▸ **Input for this task**:
****************

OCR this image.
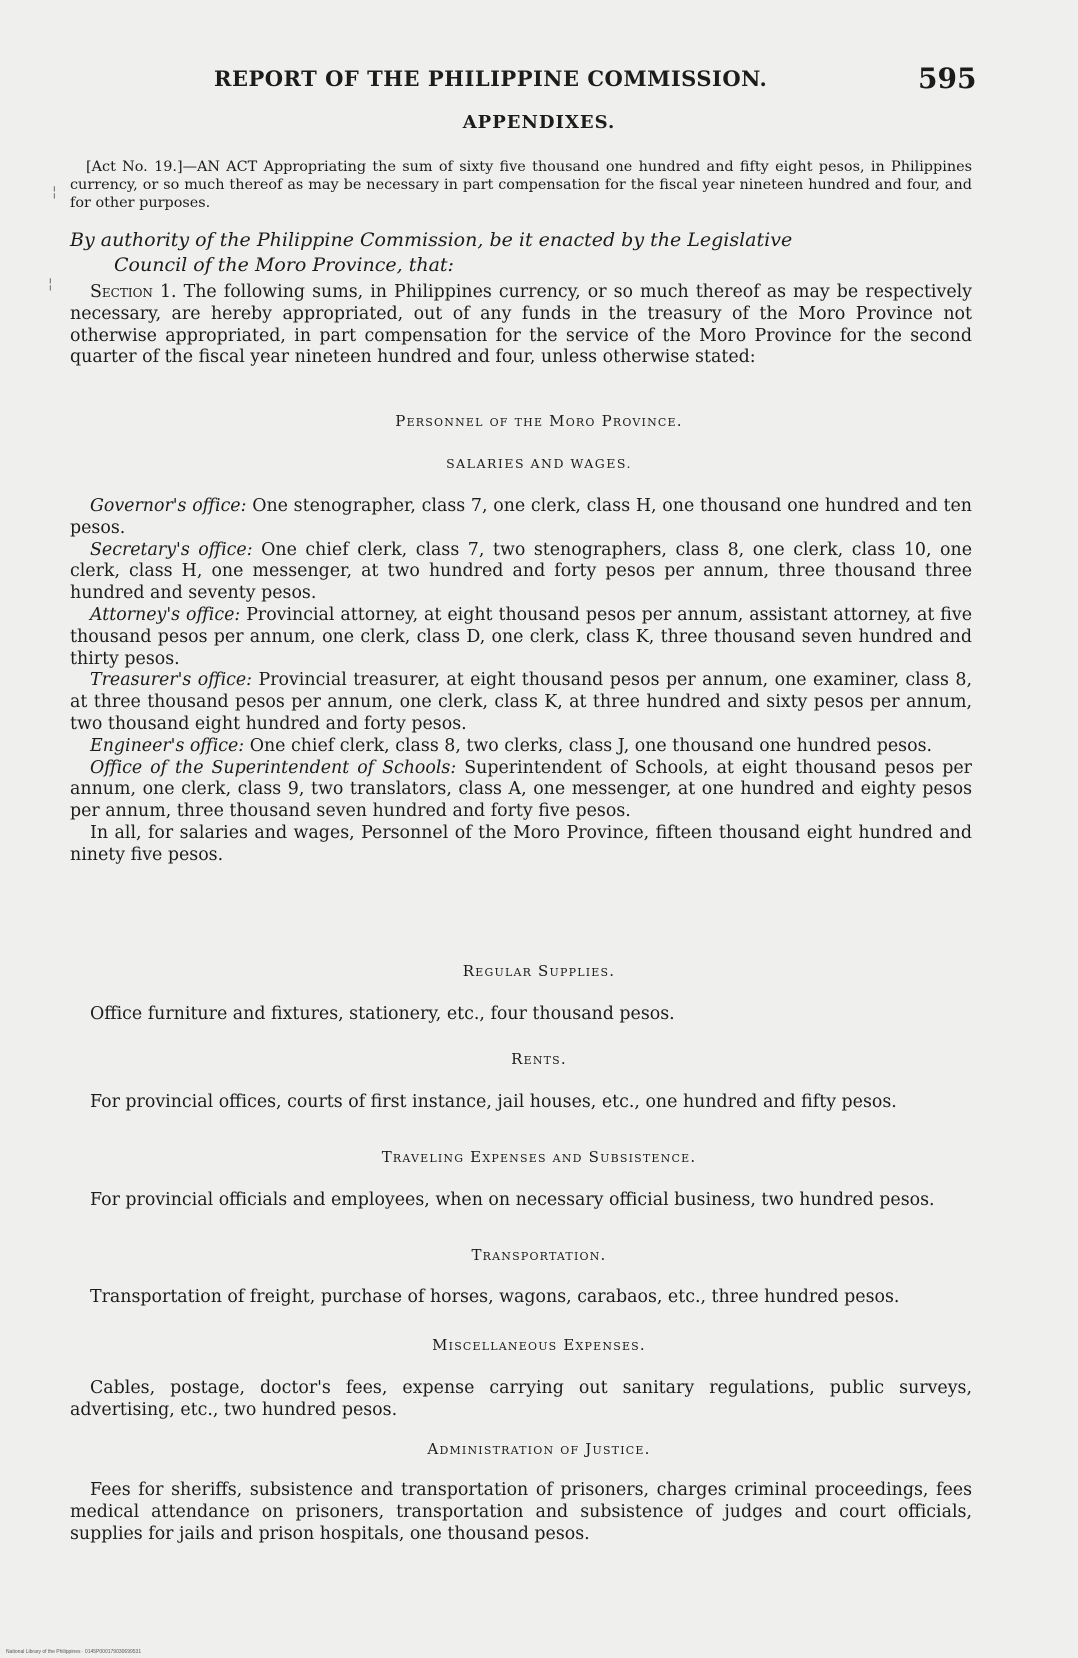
REPORT OF THE PHILIPPINE COMMISSION.	595
APPENDIXES.
[Act No. 19.]—AN ACT Appropriating the sum of sixty five thousand one hundred and fifty eight pesos, in Philippines currency, or so much thereof as may be necessary in part compensation for the fiscal year nineteen hundred and four, and for other purposes.
By authority of the Philippine Commission, be it enacted by the Legislative
Council of the Moro Province, that:

Section 1. The following sums, in Philippines currency, or so much thereof as may be respectively necessary, are hereby appropriated, out of any funds in the treasury of the Moro Province not otherwise appropriated, in part compensation for the service of the Moro Province for the second quarter of the fiscal year nineteen hundred and four, unless otherwise stated:

Personnel of the Moro Province.
SALARIES AND WAGES.

Governor's office: One stenographer, class 7, one clerk, class H, one thousand one hundred and ten pesos.

Secretary's office: One chief clerk, class 7, two stenographers, class 8, one clerk, class 10, one clerk, class H, one messenger, at two hundred and forty pesos per annum, three thousand three hundred and seventy pesos.

Attorney's office: Provincial attorney, at eight thousand pesos per annum, assistant attorney, at five thousand pesos per annum, one clerk, class D, one clerk, class K, three thousand seven hundred and thirty pesos.

Treasurer's office: Provincial treasurer, at eight thousand pesos per annum, one examiner, class 8, at three thousand pesos per annum, one clerk, class K, at three hundred and sixty pesos per annum, two thousand eight hundred and forty pesos.

Engineer's office: One chief clerk, class 8, two clerks, class J, one thousand one hundred pesos.

Office of the Superintendent of Schools: Superintendent of Schools, at eight thousand pesos per annum, one clerk, class 9, two translators, class A, one messenger, at one hundred and eighty pesos per annum, three thousand seven hundred and forty five pesos.

In all, for salaries and wages, Personnel of the Moro Province, fifteen thousand eight hundred and ninety five pesos.

Regular Supplies.

Office furniture and fixtures, stationery, etc., four thousand pesos.

Rents.

For provincial offices, courts of first instance, jail houses, etc., one hundred and fifty pesos.

Traveling Expenses and Subsistence.

For provincial officials and employees, when on necessary official business, two hundred pesos.

Transportation.

Transportation of freight, purchase of horses, wagons, carabaos, etc., three hundred pesos.

Miscellaneous Expenses.

Cables, postage, doctor's fees, expense carrying out sanitary regulations, public surveys, advertising, etc., two hundred pesos.

Administration of Justice.

Fees for sheriffs, subsistence and transportation of prisoners, charges criminal proceedings, fees medical attendance on prisoners, transportation and subsistence of judges and court officials, supplies for jails and prison hospitals, one thousand pesos.

¦
¦
National Library of the Philippines · 0145P000179030699531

****************

▸ **Aim of the task**:
Copy every line of the records above that holds the word "four".

▸ **Written answer**:
[Act No. 19.]—AN ACT Appropriating the sum of sixty five thousand one hundred and fifty eight pesos, in Philippines currency, or so much thereof as may be necessary in part compensation for the fiscal year nineteen hundred and four, and for other purposes.
Section 1. The following sums, in Philippines currency, or so much thereof as may be respectively necessary, are hereby appropriated, out of any funds in the treasury of the Moro Province not otherwise appropriated, in part compensation for the service of the Moro Province for the second quarter of the fiscal year nineteen hundred and four, unless otherwise stated:
Office furniture and fixtures, stationery, etc., four thousand pesos.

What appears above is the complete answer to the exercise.